Written request:
Only the lines from the line containing "What data was" to the end of the entries should be repeated, exactly as they appear.
* Start The records *
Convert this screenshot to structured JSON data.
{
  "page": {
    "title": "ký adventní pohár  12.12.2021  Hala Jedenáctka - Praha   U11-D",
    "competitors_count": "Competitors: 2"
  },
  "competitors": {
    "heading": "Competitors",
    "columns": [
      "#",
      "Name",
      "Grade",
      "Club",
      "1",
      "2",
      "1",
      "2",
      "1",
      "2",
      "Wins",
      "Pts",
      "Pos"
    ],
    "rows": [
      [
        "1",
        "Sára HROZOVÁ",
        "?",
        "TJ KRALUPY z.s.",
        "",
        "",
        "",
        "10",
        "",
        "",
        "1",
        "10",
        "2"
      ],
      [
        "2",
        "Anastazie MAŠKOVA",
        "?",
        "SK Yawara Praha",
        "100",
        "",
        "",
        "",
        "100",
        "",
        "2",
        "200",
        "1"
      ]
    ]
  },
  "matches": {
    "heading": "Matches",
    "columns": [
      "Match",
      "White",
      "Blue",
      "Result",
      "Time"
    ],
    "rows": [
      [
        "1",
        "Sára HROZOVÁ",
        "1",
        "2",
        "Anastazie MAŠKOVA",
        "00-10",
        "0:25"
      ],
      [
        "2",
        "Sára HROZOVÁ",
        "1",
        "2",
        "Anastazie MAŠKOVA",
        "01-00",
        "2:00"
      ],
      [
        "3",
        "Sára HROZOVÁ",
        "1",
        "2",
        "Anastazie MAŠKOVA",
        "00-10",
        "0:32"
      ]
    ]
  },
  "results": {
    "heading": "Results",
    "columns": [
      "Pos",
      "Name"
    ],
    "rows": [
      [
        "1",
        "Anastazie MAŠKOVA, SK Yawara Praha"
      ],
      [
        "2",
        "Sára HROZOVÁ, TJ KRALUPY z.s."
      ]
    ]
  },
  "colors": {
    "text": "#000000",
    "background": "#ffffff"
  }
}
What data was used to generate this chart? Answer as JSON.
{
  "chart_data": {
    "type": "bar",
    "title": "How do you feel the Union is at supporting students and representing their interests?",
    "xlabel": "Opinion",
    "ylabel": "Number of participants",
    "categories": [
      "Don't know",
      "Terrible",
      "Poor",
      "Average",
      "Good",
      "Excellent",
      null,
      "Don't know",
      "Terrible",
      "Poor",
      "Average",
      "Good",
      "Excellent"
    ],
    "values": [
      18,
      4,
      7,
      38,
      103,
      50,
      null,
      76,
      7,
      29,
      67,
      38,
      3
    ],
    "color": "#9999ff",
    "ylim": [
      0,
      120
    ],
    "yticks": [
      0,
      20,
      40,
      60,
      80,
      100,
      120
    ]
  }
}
* End The records *
Full output:
What data was used to generate this chart? Answer as JSON.
{
  "chart_data": {
    "type": "bar",
    "title": "How do you feel the Union is at supporting students and representing their interests?",
    "xlabel": "Opinion",
    "ylabel": "Number of participants",
    "categories": [
      "Don't know",
      "Terrible",
      "Poor",
      "Average",
      "Good",
      "Excellent",
      null,
      "Don't know",
      "Terrible",
      "Poor",
      "Average",
      "Good",
      "Excellent"
    ],
    "values": [
      18,
      4,
      7,
      38,
      103,
      50,
      null,
      76,
      7,
      29,
      67,
      38,
      3
    ],
    "color": "#9999ff",
    "ylim": [
      0,
      120
    ],
    "yticks": [
      0,
      20,
      40,
      60,
      80,
      100,
      120
    ]
  }
}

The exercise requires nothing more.